GOAL → Print out the entries below with no edits.

--- Begin LISTED ENTRIES ---

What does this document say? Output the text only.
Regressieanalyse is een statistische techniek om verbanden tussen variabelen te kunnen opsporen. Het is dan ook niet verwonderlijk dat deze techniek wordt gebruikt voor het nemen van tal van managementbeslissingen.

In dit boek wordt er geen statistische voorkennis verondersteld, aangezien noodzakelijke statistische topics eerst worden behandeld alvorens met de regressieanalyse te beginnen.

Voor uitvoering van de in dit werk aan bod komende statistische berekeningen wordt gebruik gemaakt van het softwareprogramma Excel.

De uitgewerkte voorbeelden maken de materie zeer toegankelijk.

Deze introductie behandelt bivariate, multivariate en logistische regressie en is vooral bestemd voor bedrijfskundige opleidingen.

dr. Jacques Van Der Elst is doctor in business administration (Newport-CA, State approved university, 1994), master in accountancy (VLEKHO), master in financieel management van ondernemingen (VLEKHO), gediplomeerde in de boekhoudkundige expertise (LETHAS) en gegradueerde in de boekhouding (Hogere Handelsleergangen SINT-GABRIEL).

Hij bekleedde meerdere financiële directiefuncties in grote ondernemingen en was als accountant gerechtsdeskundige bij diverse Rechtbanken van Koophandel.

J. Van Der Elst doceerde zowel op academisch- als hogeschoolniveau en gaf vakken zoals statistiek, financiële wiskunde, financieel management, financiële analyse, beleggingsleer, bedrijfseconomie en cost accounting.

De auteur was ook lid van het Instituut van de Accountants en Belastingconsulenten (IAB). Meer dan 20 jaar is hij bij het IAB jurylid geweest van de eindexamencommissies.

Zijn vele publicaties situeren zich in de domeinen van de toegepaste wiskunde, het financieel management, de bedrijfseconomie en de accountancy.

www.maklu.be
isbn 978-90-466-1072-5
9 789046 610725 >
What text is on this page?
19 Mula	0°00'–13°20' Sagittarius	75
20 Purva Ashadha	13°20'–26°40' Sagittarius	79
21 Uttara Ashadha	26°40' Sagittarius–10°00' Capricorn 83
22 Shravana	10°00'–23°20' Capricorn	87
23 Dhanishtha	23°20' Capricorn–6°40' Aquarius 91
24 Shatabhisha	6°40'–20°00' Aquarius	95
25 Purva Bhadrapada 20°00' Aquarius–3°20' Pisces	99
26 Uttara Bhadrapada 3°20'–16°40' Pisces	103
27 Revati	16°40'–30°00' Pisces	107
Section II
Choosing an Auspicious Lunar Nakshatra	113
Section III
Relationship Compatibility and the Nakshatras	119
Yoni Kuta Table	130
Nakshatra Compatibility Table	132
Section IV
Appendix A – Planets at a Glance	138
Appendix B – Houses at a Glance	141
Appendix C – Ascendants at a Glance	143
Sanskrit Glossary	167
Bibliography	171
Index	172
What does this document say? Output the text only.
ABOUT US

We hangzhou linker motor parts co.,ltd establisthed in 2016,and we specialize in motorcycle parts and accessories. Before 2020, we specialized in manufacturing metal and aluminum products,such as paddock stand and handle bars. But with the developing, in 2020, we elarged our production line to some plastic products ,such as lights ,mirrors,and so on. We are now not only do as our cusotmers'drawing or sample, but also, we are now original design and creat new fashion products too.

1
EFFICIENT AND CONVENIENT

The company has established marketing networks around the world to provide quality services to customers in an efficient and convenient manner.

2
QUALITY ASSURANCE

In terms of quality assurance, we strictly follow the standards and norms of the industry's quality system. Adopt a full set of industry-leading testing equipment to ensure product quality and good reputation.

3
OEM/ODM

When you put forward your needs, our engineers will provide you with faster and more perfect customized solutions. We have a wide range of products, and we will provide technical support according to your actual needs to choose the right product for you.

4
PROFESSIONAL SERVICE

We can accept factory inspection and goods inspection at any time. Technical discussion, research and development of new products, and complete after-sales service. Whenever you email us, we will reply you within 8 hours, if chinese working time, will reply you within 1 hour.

--- End LISTED ENTRIES ---

REPLY TO THE EXERCISE →
What does this document say? Output the text only.
Regressieanalyse is een statistische techniek om verbanden tussen variabelen te kunnen opsporen. Het is dan ook niet verwonderlijk dat deze techniek wordt gebruikt voor het nemen van tal van managementbeslissingen.

In dit boek wordt er geen statistische voorkennis verondersteld, aangezien noodzakelijke statistische topics eerst worden behandeld alvorens met de regressieanalyse te beginnen.

Voor uitvoering van de in dit werk aan bod komende statistische berekeningen wordt gebruik gemaakt van het softwareprogramma Excel.

De uitgewerkte voorbeelden maken de materie zeer toegankelijk.

Deze introductie behandelt bivariate, multivariate en logistische regressie en is vooral bestemd voor bedrijfskundige opleidingen.

dr. Jacques Van Der Elst is doctor in business administration (Newport-CA, State approved university, 1994), master in accountancy (VLEKHO), master in financieel management van ondernemingen (VLEKHO), gediplomeerde in de boekhoudkundige expertise (LETHAS) en gegradueerde in de boekhouding (Hogere Handelsleergangen SINT-GABRIEL).

Hij bekleedde meerdere financiële directiefuncties in grote ondernemingen en was als accountant gerechtsdeskundige bij diverse Rechtbanken van Koophandel.

J. Van Der Elst doceerde zowel op academisch- als hogeschoolniveau en gaf vakken zoals statistiek, financiële wiskunde, financieel management, financiële analyse, beleggingsleer, bedrijfseconomie en cost accounting.

De auteur was ook lid van het Instituut van de Accountants en Belastingconsulenten (IAB). Meer dan 20 jaar is hij bij het IAB jurylid geweest van de eindexamencommissies.

Zijn vele publicaties situeren zich in de domeinen van de toegepaste wiskunde, het financieel management, de bedrijfseconomie en de accountancy.

www.maklu.be
isbn 978-90-466-1072-5
9 789046 610725 >
What text is on this page?
19 Mula	0°00'–13°20' Sagittarius	75
20 Purva Ashadha	13°20'–26°40' Sagittarius	79
21 Uttara Ashadha	26°40' Sagittarius–10°00' Capricorn 83
22 Shravana	10°00'–23°20' Capricorn	87
23 Dhanishtha	23°20' Capricorn–6°40' Aquarius 91
24 Shatabhisha	6°40'–20°00' Aquarius	95
25 Purva Bhadrapada 20°00' Aquarius–3°20' Pisces	99
26 Uttara Bhadrapada 3°20'–16°40' Pisces	103
27 Revati	16°40'–30°00' Pisces	107
Section II
Choosing an Auspicious Lunar Nakshatra	113
Section III
Relationship Compatibility and the Nakshatras	119
Yoni Kuta Table	130
Nakshatra Compatibility Table	132
Section IV
Appendix A – Planets at a Glance	138
Appendix B – Houses at a Glance	141
Appendix C – Ascendants at a Glance	143
Sanskrit Glossary	167
Bibliography	171
Index	172
What does this document say? Output the text only.
ABOUT US

We hangzhou linker motor parts co.,ltd establisthed in 2016,and we specialize in motorcycle parts and accessories. Before 2020, we specialized in manufacturing metal and aluminum products,such as paddock stand and handle bars. But with the developing, in 2020, we elarged our production line to some plastic products ,such as lights ,mirrors,and so on. We are now not only do as our cusotmers'drawing or sample, but also, we are now original design and creat new fashion products too.

1
EFFICIENT AND CONVENIENT

The company has established marketing networks around the world to provide quality services to customers in an efficient and convenient manner.

2
QUALITY ASSURANCE

In terms of quality assurance, we strictly follow the standards and norms of the industry's quality system. Adopt a full set of industry-leading testing equipment to ensure product quality and good reputation.

3
OEM/ODM

When you put forward your needs, our engineers will provide you with faster and more perfect customized solutions. We have a wide range of products, and we will provide technical support according to your actual needs to choose the right product for you.

4
PROFESSIONAL SERVICE

We can accept factory inspection and goods inspection at any time. Technical discussion, research and development of new products, and complete after-sales service. Whenever you email us, we will reply you within 8 hours, if chinese working time, will reply you within 1 hour.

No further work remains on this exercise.